What this task involves -
What follows is a block of records; reproduce all of it verbatim.

** START Input for this task **

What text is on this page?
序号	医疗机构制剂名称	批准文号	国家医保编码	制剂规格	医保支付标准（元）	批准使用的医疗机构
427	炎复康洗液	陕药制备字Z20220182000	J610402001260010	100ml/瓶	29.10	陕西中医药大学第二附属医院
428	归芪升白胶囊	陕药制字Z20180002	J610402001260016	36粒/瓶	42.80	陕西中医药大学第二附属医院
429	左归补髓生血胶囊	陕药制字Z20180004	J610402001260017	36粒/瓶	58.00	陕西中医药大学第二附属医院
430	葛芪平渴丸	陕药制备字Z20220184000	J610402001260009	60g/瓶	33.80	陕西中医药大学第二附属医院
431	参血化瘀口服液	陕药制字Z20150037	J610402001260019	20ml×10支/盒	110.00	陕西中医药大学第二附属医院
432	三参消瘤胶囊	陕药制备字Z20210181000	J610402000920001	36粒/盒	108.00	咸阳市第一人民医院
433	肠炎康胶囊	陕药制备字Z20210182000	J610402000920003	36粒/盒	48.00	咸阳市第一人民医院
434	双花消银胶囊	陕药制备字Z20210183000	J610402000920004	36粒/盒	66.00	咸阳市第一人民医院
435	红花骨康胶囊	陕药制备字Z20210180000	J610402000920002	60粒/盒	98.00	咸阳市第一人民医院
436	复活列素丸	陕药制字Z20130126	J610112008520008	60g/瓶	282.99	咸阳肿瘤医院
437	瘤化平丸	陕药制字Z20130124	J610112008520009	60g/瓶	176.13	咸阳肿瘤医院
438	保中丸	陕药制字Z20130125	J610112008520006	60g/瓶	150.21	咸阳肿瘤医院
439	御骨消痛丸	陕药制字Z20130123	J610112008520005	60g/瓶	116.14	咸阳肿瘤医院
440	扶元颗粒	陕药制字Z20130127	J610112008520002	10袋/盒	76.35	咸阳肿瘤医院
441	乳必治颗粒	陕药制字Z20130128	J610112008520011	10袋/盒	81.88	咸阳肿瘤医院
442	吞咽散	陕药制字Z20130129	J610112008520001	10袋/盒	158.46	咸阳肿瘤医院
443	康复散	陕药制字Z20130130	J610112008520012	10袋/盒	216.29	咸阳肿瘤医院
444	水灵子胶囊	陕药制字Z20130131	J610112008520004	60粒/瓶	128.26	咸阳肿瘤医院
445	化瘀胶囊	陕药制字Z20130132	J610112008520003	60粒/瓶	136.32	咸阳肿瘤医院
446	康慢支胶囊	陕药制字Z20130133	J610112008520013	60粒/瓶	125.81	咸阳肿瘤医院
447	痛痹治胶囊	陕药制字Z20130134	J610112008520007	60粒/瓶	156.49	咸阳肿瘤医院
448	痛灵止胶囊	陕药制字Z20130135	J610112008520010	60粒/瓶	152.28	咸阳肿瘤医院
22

** END Input for this task **

The response -
What text is on this page?
序号	医疗机构制剂名称	批准文号	国家医保编码	制剂规格	医保支付标准（元）	批准使用的医疗机构
427	炎复康洗液	陕药制备字Z20220182000	J610402001260010	100ml/瓶	29.10	陕西中医药大学第二附属医院
428	归芪升白胶囊	陕药制字Z20180002	J610402001260016	36粒/瓶	42.80	陕西中医药大学第二附属医院
429	左归补髓生血胶囊	陕药制字Z20180004	J610402001260017	36粒/瓶	58.00	陕西中医药大学第二附属医院
430	葛芪平渴丸	陕药制备字Z20220184000	J610402001260009	60g/瓶	33.80	陕西中医药大学第二附属医院
431	参血化瘀口服液	陕药制字Z20150037	J610402001260019	20ml×10支/盒	110.00	陕西中医药大学第二附属医院
432	三参消瘤胶囊	陕药制备字Z20210181000	J610402000920001	36粒/盒	108.00	咸阳市第一人民医院
433	肠炎康胶囊	陕药制备字Z20210182000	J610402000920003	36粒/盒	48.00	咸阳市第一人民医院
434	双花消银胶囊	陕药制备字Z20210183000	J610402000920004	36粒/盒	66.00	咸阳市第一人民医院
435	红花骨康胶囊	陕药制备字Z20210180000	J610402000920002	60粒/盒	98.00	咸阳市第一人民医院
436	复活列素丸	陕药制字Z20130126	J610112008520008	60g/瓶	282.99	咸阳肿瘤医院
437	瘤化平丸	陕药制字Z20130124	J610112008520009	60g/瓶	176.13	咸阳肿瘤医院
438	保中丸	陕药制字Z20130125	J610112008520006	60g/瓶	150.21	咸阳肿瘤医院
439	御骨消痛丸	陕药制字Z20130123	J610112008520005	60g/瓶	116.14	咸阳肿瘤医院
440	扶元颗粒	陕药制字Z20130127	J610112008520002	10袋/盒	76.35	咸阳肿瘤医院
441	乳必治颗粒	陕药制字Z20130128	J610112008520011	10袋/盒	81.88	咸阳肿瘤医院
442	吞咽散	陕药制字Z20130129	J610112008520001	10袋/盒	158.46	咸阳肿瘤医院
443	康复散	陕药制字Z20130130	J610112008520012	10袋/盒	216.29	咸阳肿瘤医院
444	水灵子胶囊	陕药制字Z20130131	J610112008520004	60粒/瓶	128.26	咸阳肿瘤医院
445	化瘀胶囊	陕药制字Z20130132	J610112008520003	60粒/瓶	136.32	咸阳肿瘤医院
446	康慢支胶囊	陕药制字Z20130133	J610112008520013	60粒/瓶	125.81	咸阳肿瘤医院
447	痛痹治胶囊	陕药制字Z20130134	J610112008520007	60粒/瓶	156.49	咸阳肿瘤医院
448	痛灵止胶囊	陕药制字Z20130135	J610112008520010	60粒/瓶	152.28	咸阳肿瘤医院
22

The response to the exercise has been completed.